WORK INSTRUCTIONS ->
Please quote every line word for word.

------------------------------------------------------------

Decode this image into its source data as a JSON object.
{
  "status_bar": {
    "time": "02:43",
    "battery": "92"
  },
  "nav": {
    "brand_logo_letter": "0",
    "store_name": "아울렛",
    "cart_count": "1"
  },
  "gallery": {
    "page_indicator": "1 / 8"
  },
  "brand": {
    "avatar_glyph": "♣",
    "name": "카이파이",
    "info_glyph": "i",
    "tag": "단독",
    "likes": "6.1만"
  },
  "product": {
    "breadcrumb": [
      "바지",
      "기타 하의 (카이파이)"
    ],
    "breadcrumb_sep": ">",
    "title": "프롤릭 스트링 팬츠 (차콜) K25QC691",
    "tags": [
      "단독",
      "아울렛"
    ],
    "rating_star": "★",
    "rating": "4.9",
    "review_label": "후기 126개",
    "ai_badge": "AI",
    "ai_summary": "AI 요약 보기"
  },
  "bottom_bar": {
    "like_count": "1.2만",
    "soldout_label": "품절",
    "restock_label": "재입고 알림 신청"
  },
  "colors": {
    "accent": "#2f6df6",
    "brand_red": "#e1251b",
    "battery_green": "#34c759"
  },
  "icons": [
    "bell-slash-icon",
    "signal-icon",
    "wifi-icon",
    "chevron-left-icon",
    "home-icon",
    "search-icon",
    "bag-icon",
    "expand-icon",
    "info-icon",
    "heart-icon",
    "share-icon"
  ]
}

------------------------------------------------------------

TASK RESPONSE ->
Decode this image into its source data as a JSON object.
{
  "status_bar": {
    "time": "02:43",
    "battery": "92"
  },
  "nav": {
    "brand_logo_letter": "0",
    "store_name": "아울렛",
    "cart_count": "1"
  },
  "gallery": {
    "page_indicator": "1 / 8"
  },
  "brand": {
    "avatar_glyph": "♣",
    "name": "카이파이",
    "info_glyph": "i",
    "tag": "단독",
    "likes": "6.1만"
  },
  "product": {
    "breadcrumb": [
      "바지",
      "기타 하의 (카이파이)"
    ],
    "breadcrumb_sep": ">",
    "title": "프롤릭 스트링 팬츠 (차콜) K25QC691",
    "tags": [
      "단독",
      "아울렛"
    ],
    "rating_star": "★",
    "rating": "4.9",
    "review_label": "후기 126개",
    "ai_badge": "AI",
    "ai_summary": "AI 요약 보기"
  },
  "bottom_bar": {
    "like_count": "1.2만",
    "soldout_label": "품절",
    "restock_label": "재입고 알림 신청"
  },
  "colors": {
    "accent": "#2f6df6",
    "brand_red": "#e1251b",
    "battery_green": "#34c759"
  },
  "icons": [
    "bell-slash-icon",
    "signal-icon",
    "wifi-icon",
    "chevron-left-icon",
    "home-icon",
    "search-icon",
    "bag-icon",
    "expand-icon",
    "info-icon",
    "heart-icon",
    "share-icon"
  ]
}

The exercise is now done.